> REQUIREMENTS:
In the data below, locate each line with the word "Chicken" and list it.

> DATA ROWS:
_ _ _ _ _ _ _

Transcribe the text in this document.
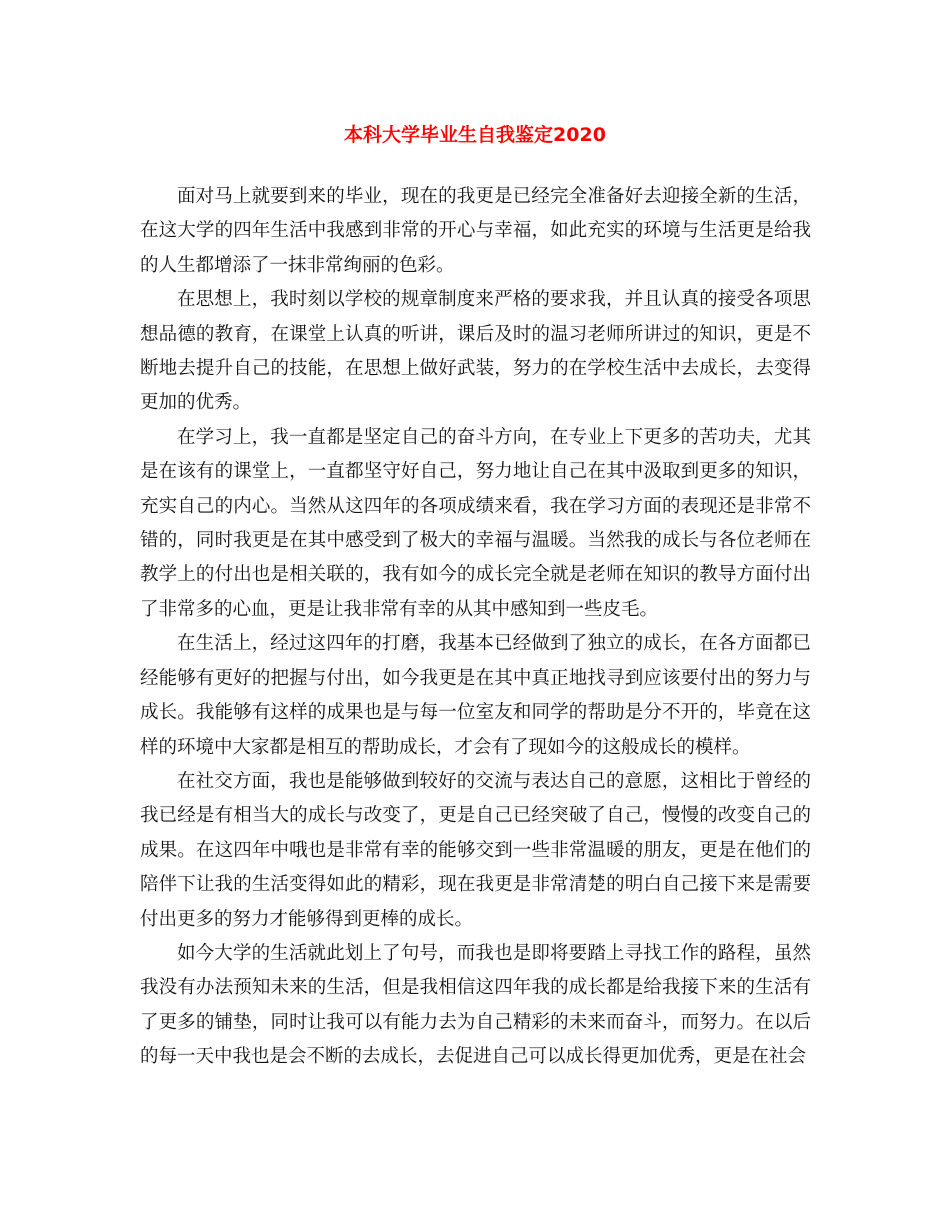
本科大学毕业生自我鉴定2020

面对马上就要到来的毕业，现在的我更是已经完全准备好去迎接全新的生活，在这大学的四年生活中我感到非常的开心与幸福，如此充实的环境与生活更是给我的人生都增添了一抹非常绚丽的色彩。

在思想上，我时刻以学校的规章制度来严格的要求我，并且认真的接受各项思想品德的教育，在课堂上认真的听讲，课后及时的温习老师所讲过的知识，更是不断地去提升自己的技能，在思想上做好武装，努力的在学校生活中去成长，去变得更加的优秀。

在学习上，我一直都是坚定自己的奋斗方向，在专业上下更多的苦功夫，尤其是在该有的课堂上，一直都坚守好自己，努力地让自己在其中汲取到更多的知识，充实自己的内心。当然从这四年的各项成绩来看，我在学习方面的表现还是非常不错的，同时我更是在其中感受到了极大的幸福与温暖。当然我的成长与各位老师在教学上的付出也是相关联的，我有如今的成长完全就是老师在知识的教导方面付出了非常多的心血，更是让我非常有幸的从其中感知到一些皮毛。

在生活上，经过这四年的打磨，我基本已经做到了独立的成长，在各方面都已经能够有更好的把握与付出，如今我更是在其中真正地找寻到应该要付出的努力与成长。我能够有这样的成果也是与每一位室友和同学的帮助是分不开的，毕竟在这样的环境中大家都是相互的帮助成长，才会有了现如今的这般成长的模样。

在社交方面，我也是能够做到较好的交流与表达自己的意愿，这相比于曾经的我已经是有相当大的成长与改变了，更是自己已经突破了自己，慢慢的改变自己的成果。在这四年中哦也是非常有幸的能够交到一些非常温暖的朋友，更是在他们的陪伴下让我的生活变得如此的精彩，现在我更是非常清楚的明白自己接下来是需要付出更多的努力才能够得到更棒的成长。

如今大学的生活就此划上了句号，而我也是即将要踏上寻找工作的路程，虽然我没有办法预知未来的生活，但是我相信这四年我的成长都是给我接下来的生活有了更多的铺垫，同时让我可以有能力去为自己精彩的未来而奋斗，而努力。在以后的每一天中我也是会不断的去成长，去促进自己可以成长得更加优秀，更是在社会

_ _ _ _ _ _ _

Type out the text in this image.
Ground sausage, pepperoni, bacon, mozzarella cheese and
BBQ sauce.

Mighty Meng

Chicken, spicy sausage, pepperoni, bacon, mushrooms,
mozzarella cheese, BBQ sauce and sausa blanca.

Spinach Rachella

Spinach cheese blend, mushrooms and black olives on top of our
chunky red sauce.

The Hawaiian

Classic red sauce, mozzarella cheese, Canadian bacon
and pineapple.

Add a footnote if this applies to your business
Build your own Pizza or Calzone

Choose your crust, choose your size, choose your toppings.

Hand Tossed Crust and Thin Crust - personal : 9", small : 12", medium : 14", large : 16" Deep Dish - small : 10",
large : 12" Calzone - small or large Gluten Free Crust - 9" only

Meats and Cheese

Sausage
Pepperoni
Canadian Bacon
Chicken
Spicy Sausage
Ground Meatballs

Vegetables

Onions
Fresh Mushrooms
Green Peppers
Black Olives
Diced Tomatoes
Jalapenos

_ _ _ _ _ _ _

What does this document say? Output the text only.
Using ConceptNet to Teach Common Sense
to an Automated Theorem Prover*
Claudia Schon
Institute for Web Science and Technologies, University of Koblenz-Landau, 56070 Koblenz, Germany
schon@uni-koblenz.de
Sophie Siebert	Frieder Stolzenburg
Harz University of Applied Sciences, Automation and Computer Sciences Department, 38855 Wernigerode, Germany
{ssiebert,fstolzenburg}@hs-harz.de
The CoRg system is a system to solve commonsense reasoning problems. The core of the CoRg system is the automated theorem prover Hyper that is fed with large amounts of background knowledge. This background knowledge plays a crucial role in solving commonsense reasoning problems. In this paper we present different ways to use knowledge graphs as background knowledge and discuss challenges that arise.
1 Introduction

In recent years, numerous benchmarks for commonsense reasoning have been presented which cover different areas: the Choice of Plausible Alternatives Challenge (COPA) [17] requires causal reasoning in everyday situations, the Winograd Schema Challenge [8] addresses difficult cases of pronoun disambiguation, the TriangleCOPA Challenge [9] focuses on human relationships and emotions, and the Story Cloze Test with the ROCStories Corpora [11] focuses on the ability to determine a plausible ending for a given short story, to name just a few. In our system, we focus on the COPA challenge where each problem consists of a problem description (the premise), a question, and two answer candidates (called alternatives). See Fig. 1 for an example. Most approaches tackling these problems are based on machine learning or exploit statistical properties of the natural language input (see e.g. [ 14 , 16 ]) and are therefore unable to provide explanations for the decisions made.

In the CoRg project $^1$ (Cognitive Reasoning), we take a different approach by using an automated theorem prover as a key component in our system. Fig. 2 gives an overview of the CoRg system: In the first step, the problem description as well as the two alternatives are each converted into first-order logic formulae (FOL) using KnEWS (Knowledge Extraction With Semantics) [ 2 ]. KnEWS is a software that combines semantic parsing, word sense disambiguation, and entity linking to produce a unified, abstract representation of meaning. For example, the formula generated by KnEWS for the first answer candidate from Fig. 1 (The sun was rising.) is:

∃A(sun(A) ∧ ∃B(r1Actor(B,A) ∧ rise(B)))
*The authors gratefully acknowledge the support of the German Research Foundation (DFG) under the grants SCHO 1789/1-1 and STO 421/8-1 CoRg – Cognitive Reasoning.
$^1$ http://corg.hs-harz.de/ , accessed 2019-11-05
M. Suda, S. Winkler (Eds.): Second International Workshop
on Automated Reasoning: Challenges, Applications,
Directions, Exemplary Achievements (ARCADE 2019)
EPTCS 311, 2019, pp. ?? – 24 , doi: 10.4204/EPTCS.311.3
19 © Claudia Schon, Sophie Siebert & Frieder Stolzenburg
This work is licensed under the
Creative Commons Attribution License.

_ _ _ _ _ _ _

> SOLUTION TO THIS PROBLEM:
Chicken, spicy sausage, pepperoni, bacon, mushrooms,
Chicken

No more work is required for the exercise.